#### MATERIAL

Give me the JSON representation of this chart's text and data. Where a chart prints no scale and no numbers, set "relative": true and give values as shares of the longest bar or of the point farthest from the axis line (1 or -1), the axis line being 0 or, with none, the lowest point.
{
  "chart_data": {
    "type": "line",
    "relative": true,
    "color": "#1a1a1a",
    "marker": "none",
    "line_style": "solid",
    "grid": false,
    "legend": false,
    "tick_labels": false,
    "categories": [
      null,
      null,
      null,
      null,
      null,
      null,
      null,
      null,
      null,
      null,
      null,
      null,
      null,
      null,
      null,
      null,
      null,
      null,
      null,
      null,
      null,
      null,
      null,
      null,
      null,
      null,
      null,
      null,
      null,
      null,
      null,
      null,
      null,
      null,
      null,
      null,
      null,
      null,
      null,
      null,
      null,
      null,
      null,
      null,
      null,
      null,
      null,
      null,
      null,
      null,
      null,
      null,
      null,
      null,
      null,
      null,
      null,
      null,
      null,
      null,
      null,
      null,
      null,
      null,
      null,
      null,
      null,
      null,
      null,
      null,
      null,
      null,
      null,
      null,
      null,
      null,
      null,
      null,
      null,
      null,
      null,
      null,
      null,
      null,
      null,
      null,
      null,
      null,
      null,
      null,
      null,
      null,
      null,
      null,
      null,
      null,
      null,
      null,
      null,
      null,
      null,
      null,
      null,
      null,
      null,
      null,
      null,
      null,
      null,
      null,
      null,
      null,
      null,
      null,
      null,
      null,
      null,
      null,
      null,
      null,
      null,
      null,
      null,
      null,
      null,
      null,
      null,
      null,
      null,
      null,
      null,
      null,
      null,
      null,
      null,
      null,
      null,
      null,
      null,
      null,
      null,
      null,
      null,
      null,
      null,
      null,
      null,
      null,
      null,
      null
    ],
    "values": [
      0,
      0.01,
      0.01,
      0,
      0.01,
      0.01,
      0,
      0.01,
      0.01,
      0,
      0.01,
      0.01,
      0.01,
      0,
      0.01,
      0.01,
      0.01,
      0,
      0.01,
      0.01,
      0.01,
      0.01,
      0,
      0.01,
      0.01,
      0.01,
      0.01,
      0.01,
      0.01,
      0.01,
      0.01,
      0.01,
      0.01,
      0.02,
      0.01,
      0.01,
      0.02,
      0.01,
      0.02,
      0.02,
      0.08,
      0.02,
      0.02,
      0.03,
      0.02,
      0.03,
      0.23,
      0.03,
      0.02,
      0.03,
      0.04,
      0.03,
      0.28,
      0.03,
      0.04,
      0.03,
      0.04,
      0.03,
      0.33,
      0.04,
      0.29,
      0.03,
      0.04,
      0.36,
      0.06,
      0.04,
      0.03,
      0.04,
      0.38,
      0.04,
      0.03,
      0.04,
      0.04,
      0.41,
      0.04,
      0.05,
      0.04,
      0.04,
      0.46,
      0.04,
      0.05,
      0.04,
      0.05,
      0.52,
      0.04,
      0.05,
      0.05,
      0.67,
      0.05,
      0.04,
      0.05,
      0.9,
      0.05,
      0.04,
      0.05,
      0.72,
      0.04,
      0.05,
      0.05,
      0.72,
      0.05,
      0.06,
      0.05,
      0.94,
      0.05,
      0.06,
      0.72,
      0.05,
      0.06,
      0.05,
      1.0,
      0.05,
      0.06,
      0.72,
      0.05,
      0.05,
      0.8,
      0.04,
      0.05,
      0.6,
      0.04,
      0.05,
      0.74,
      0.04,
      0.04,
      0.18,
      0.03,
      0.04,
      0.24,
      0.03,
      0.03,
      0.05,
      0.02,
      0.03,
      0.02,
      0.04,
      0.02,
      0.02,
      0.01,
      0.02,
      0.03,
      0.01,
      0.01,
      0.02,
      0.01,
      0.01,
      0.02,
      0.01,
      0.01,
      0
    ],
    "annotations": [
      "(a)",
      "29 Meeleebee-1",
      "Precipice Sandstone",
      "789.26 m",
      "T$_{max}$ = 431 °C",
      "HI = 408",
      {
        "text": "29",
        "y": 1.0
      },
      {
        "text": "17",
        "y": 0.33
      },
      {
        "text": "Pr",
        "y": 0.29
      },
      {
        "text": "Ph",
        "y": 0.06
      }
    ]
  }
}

########

## [TASK GOAL]
Every entry above should be retyped exactly as shown.

## [COMPLETED EXERCISE]
Give me the JSON representation of this chart's text and data. Where a chart prints no scale and no numbers, set "relative": true and give values as shares of the longest bar or of the point farthest from the axis line (1 or -1), the axis line being 0 or, with none, the lowest point.
{
  "chart_data": {
    "type": "line",
    "relative": true,
    "color": "#1a1a1a",
    "marker": "none",
    "line_style": "solid",
    "grid": false,
    "legend": false,
    "tick_labels": false,
    "categories": [
      null,
      null,
      null,
      null,
      null,
      null,
      null,
      null,
      null,
      null,
      null,
      null,
      null,
      null,
      null,
      null,
      null,
      null,
      null,
      null,
      null,
      null,
      null,
      null,
      null,
      null,
      null,
      null,
      null,
      null,
      null,
      null,
      null,
      null,
      null,
      null,
      null,
      null,
      null,
      null,
      null,
      null,
      null,
      null,
      null,
      null,
      null,
      null,
      null,
      null,
      null,
      null,
      null,
      null,
      null,
      null,
      null,
      null,
      null,
      null,
      null,
      null,
      null,
      null,
      null,
      null,
      null,
      null,
      null,
      null,
      null,
      null,
      null,
      null,
      null,
      null,
      null,
      null,
      null,
      null,
      null,
      null,
      null,
      null,
      null,
      null,
      null,
      null,
      null,
      null,
      null,
      null,
      null,
      null,
      null,
      null,
      null,
      null,
      null,
      null,
      null,
      null,
      null,
      null,
      null,
      null,
      null,
      null,
      null,
      null,
      null,
      null,
      null,
      null,
      null,
      null,
      null,
      null,
      null,
      null,
      null,
      null,
      null,
      null,
      null,
      null,
      null,
      null,
      null,
      null,
      null,
      null,
      null,
      null,
      null,
      null,
      null,
      null,
      null,
      null,
      null,
      null,
      null,
      null,
      null,
      null,
      null,
      null,
      null,
      null
    ],
    "values": [
      0,
      0.01,
      0.01,
      0,
      0.01,
      0.01,
      0,
      0.01,
      0.01,
      0,
      0.01,
      0.01,
      0.01,
      0,
      0.01,
      0.01,
      0.01,
      0,
      0.01,
      0.01,
      0.01,
      0.01,
      0,
      0.01,
      0.01,
      0.01,
      0.01,
      0.01,
      0.01,
      0.01,
      0.01,
      0.01,
      0.01,
      0.02,
      0.01,
      0.01,
      0.02,
      0.01,
      0.02,
      0.02,
      0.08,
      0.02,
      0.02,
      0.03,
      0.02,
      0.03,
      0.23,
      0.03,
      0.02,
      0.03,
      0.04,
      0.03,
      0.28,
      0.03,
      0.04,
      0.03,
      0.04,
      0.03,
      0.33,
      0.04,
      0.29,
      0.03,
      0.04,
      0.36,
      0.06,
      0.04,
      0.03,
      0.04,
      0.38,
      0.04,
      0.03,
      0.04,
      0.04,
      0.41,
      0.04,
      0.05,
      0.04,
      0.04,
      0.46,
      0.04,
      0.05,
      0.04,
      0.05,
      0.52,
      0.04,
      0.05,
      0.05,
      0.67,
      0.05,
      0.04,
      0.05,
      0.9,
      0.05,
      0.04,
      0.05,
      0.72,
      0.04,
      0.05,
      0.05,
      0.72,
      0.05,
      0.06,
      0.05,
      0.94,
      0.05,
      0.06,
      0.72,
      0.05,
      0.06,
      0.05,
      1.0,
      0.05,
      0.06,
      0.72,
      0.05,
      0.05,
      0.8,
      0.04,
      0.05,
      0.6,
      0.04,
      0.05,
      0.74,
      0.04,
      0.04,
      0.18,
      0.03,
      0.04,
      0.24,
      0.03,
      0.03,
      0.05,
      0.02,
      0.03,
      0.02,
      0.04,
      0.02,
      0.02,
      0.01,
      0.02,
      0.03,
      0.01,
      0.01,
      0.02,
      0.01,
      0.01,
      0.02,
      0.01,
      0.01,
      0
    ],
    "annotations": [
      "(a)",
      "29 Meeleebee-1",
      "Precipice Sandstone",
      "789.26 m",
      "T$_{max}$ = 431 °C",
      "HI = 408",
      {
        "text": "29",
        "y": 1.0
      },
      {
        "text": "17",
        "y": 0.33
      },
      {
        "text": "Pr",
        "y": 0.29
      },
      {
        "text": "Ph",
        "y": 0.06
      }
    ]
  }
}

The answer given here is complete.